* [Items]:
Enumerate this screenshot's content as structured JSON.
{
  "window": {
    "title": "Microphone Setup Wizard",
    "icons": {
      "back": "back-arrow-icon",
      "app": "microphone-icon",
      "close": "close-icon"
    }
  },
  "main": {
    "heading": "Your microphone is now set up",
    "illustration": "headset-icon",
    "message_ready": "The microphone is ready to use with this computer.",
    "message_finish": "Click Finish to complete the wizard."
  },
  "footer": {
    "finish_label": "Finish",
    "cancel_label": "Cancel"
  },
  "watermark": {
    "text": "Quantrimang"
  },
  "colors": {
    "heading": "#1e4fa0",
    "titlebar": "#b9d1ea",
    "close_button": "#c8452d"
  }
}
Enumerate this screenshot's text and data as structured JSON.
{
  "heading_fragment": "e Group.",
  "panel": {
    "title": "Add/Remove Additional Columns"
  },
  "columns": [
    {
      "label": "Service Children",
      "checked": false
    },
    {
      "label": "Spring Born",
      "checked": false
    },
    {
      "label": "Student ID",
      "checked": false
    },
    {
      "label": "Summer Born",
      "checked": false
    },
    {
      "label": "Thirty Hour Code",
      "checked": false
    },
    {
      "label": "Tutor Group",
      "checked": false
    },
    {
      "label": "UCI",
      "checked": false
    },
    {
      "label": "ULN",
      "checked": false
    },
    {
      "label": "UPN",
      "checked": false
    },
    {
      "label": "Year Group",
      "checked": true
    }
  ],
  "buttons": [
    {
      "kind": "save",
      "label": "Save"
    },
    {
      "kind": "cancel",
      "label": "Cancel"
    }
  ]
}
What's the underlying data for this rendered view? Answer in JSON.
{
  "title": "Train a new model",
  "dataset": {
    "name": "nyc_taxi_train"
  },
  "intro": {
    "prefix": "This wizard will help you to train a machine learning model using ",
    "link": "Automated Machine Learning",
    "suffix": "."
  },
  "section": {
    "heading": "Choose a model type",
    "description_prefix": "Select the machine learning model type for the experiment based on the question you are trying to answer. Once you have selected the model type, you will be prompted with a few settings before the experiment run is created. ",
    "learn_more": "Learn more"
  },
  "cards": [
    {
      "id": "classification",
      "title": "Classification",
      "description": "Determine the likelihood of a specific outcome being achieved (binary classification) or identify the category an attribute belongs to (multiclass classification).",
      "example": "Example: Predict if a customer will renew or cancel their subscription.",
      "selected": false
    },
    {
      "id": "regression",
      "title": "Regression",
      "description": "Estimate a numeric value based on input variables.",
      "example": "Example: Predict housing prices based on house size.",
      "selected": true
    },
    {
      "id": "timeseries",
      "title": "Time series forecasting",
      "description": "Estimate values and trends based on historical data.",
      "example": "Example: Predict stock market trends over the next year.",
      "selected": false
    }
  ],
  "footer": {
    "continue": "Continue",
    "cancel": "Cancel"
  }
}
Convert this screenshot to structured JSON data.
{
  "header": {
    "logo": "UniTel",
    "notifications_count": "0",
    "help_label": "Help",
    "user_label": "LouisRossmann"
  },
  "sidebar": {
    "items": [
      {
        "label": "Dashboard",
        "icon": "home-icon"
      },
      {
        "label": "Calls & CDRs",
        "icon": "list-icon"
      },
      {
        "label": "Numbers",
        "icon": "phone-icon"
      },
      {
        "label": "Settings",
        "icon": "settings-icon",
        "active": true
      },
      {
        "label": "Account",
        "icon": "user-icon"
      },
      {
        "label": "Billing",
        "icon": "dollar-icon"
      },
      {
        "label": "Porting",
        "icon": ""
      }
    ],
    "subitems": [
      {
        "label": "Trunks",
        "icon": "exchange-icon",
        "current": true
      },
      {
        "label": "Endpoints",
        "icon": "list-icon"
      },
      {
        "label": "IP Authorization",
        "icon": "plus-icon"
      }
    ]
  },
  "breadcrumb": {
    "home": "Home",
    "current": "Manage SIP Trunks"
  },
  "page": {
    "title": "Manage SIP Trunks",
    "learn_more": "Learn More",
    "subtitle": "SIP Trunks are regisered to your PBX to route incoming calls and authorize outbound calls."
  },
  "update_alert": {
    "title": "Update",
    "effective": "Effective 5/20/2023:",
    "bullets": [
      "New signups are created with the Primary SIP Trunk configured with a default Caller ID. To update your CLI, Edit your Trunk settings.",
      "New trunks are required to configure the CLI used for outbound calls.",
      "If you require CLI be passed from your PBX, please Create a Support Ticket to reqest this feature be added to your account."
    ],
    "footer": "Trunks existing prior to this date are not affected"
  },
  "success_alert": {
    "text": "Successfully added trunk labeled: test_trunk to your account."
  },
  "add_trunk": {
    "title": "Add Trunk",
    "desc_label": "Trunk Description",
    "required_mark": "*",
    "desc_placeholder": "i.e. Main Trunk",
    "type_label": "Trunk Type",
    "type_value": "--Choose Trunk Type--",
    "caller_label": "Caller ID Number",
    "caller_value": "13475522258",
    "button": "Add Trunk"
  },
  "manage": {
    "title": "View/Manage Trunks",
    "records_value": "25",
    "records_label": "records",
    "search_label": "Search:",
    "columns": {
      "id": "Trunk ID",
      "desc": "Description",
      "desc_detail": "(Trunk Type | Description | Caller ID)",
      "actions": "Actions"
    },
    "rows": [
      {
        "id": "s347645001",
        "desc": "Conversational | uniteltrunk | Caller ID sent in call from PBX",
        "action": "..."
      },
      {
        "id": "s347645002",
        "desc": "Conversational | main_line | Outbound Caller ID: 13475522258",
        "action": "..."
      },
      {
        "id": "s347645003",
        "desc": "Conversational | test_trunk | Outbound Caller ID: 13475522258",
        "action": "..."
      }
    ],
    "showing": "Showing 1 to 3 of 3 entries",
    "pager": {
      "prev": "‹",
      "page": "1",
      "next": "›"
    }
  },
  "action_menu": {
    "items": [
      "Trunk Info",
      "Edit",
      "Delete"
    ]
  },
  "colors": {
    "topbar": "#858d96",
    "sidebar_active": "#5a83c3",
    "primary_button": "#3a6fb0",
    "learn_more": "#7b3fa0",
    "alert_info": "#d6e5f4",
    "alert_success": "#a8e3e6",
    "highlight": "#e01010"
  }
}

* [Objective]: Copy out every line where the word "Choose" occurs.

* [Full response]:
    "heading": "Choose a model type",
    "type_value": "--Choose Trunk Type--",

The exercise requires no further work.